Source records:
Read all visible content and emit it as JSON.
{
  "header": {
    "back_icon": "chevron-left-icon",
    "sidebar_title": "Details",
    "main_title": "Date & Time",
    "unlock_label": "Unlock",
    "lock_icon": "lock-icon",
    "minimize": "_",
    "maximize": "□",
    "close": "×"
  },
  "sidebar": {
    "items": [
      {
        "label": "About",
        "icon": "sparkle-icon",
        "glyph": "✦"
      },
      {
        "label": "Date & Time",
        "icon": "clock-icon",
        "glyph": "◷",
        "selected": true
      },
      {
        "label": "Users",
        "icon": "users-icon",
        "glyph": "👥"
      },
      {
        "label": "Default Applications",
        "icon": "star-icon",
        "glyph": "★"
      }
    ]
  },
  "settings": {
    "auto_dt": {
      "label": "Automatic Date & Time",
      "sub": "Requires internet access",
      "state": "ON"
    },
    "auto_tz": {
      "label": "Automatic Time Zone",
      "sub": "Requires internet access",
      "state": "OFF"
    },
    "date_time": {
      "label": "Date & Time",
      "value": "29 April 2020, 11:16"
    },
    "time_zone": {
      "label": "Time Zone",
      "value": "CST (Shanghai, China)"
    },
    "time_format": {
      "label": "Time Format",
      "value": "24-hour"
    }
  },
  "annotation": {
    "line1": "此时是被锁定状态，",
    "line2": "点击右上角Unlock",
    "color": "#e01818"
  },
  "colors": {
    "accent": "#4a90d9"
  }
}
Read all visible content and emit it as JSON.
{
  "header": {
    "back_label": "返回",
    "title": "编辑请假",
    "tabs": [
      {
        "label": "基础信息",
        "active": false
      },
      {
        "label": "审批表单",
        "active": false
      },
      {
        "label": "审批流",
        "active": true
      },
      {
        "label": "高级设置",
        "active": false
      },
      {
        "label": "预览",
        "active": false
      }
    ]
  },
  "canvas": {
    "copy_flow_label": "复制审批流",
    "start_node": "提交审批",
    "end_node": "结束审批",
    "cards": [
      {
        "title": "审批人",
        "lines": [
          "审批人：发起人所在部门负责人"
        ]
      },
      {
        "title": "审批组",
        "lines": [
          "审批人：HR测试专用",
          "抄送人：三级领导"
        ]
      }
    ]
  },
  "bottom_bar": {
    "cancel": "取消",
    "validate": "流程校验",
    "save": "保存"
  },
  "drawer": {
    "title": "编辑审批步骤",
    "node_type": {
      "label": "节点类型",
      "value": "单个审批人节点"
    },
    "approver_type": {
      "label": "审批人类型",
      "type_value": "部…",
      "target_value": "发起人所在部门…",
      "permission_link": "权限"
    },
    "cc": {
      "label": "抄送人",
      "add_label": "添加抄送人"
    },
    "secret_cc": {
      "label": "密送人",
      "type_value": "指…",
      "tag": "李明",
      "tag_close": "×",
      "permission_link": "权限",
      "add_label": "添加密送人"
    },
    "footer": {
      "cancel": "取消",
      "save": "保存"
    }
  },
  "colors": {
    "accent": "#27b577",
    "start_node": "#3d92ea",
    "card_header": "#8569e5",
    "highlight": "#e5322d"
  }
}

- _Task to complete_
Return every line exactly.

- _Full output_
Read all visible content and emit it as JSON.
{
  "header": {
    "back_icon": "chevron-left-icon",
    "sidebar_title": "Details",
    "main_title": "Date & Time",
    "unlock_label": "Unlock",
    "lock_icon": "lock-icon",
    "minimize": "_",
    "maximize": "□",
    "close": "×"
  },
  "sidebar": {
    "items": [
      {
        "label": "About",
        "icon": "sparkle-icon",
        "glyph": "✦"
      },
      {
        "label": "Date & Time",
        "icon": "clock-icon",
        "glyph": "◷",
        "selected": true
      },
      {
        "label": "Users",
        "icon": "users-icon",
        "glyph": "👥"
      },
      {
        "label": "Default Applications",
        "icon": "star-icon",
        "glyph": "★"
      }
    ]
  },
  "settings": {
    "auto_dt": {
      "label": "Automatic Date & Time",
      "sub": "Requires internet access",
      "state": "ON"
    },
    "auto_tz": {
      "label": "Automatic Time Zone",
      "sub": "Requires internet access",
      "state": "OFF"
    },
    "date_time": {
      "label": "Date & Time",
      "value": "29 April 2020, 11:16"
    },
    "time_zone": {
      "label": "Time Zone",
      "value": "CST (Shanghai, China)"
    },
    "time_format": {
      "label": "Time Format",
      "value": "24-hour"
    }
  },
  "annotation": {
    "line1": "此时是被锁定状态，",
    "line2": "点击右上角Unlock",
    "color": "#e01818"
  },
  "colors": {
    "accent": "#4a90d9"
  }
}
Read all visible content and emit it as JSON.
{
  "header": {
    "back_label": "返回",
    "title": "编辑请假",
    "tabs": [
      {
        "label": "基础信息",
        "active": false
      },
      {
        "label": "审批表单",
        "active": false
      },
      {
        "label": "审批流",
        "active": true
      },
      {
        "label": "高级设置",
        "active": false
      },
      {
        "label": "预览",
        "active": false
      }
    ]
  },
  "canvas": {
    "copy_flow_label": "复制审批流",
    "start_node": "提交审批",
    "end_node": "结束审批",
    "cards": [
      {
        "title": "审批人",
        "lines": [
          "审批人：发起人所在部门负责人"
        ]
      },
      {
        "title": "审批组",
        "lines": [
          "审批人：HR测试专用",
          "抄送人：三级领导"
        ]
      }
    ]
  },
  "bottom_bar": {
    "cancel": "取消",
    "validate": "流程校验",
    "save": "保存"
  },
  "drawer": {
    "title": "编辑审批步骤",
    "node_type": {
      "label": "节点类型",
      "value": "单个审批人节点"
    },
    "approver_type": {
      "label": "审批人类型",
      "type_value": "部…",
      "target_value": "发起人所在部门…",
      "permission_link": "权限"
    },
    "cc": {
      "label": "抄送人",
      "add_label": "添加抄送人"
    },
    "secret_cc": {
      "label": "密送人",
      "type_value": "指…",
      "tag": "李明",
      "tag_close": "×",
      "permission_link": "权限",
      "add_label": "添加密送人"
    },
    "footer": {
      "cancel": "取消",
      "save": "保存"
    }
  },
  "colors": {
    "accent": "#27b577",
    "start_node": "#3d92ea",
    "card_header": "#8569e5",
    "highlight": "#e5322d"
  }
}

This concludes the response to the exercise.